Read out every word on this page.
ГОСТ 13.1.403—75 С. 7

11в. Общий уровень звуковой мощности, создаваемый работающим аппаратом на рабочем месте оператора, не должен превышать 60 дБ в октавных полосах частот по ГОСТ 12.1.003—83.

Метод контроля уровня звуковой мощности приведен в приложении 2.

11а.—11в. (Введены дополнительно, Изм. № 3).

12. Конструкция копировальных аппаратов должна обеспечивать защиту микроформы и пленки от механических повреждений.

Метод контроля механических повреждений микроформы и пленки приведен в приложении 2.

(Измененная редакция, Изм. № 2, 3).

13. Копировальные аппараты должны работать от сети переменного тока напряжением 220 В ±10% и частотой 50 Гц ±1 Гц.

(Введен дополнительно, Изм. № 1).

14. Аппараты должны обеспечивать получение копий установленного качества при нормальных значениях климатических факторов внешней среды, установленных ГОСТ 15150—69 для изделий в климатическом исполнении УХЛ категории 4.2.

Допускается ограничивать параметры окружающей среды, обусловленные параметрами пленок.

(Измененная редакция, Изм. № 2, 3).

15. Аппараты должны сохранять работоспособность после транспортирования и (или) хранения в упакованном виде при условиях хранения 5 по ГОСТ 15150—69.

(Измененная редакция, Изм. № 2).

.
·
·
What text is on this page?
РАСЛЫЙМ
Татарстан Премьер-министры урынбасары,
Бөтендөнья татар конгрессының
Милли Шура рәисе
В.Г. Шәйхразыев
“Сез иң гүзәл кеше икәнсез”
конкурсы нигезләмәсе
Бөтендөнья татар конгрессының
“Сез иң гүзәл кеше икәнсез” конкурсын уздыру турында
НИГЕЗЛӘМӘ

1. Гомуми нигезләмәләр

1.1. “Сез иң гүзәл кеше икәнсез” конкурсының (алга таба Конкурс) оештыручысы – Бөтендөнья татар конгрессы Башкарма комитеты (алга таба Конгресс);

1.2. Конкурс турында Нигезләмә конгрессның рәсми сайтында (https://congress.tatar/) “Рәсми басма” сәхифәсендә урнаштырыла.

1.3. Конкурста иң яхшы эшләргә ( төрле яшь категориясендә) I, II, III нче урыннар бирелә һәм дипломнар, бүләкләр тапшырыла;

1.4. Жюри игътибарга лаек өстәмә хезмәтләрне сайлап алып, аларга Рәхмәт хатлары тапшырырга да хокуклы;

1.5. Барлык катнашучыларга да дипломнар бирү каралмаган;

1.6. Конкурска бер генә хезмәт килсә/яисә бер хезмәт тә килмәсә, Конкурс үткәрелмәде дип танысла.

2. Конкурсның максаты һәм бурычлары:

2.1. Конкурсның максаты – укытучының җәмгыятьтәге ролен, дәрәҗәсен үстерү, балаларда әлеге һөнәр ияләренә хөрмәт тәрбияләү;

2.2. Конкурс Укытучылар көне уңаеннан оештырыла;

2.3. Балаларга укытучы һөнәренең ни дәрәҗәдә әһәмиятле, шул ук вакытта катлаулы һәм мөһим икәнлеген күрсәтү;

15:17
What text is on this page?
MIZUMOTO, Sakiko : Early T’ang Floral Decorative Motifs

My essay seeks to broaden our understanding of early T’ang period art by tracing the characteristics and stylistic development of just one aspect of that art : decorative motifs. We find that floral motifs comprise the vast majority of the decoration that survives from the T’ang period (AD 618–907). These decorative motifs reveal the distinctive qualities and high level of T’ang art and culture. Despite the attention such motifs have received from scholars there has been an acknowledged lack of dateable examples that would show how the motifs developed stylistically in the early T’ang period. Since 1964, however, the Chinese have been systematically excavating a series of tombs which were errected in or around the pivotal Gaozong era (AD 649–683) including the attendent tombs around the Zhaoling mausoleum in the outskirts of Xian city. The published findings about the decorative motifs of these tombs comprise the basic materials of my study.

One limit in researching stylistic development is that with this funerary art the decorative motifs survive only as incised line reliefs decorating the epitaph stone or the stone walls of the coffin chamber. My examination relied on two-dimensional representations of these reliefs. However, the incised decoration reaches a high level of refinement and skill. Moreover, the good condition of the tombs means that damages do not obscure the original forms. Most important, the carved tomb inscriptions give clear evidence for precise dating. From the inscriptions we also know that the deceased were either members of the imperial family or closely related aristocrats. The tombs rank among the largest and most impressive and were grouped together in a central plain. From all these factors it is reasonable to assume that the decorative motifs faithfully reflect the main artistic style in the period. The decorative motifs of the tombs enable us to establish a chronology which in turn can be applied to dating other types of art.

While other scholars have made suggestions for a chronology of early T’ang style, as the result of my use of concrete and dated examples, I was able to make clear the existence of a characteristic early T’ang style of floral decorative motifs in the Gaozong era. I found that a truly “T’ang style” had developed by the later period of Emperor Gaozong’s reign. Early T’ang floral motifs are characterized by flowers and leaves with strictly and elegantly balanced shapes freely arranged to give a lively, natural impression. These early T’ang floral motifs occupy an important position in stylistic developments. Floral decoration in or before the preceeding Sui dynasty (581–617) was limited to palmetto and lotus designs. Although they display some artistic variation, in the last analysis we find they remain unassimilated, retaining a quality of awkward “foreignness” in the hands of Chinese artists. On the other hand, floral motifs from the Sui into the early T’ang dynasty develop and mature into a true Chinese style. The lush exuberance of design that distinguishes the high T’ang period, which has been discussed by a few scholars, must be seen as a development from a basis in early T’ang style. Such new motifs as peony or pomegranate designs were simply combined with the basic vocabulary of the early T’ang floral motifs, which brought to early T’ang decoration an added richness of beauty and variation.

#####

## Problem to work on
Select every line above that contains the word "пленки", and copy it.

## Solution to the exercise
12. Конструкция копировальных аппаратов должна обеспечивать защиту микроформы и пленки от механических повреждений.
Метод контроля механических повреждений микроформы и пленки приведен в приложении 2.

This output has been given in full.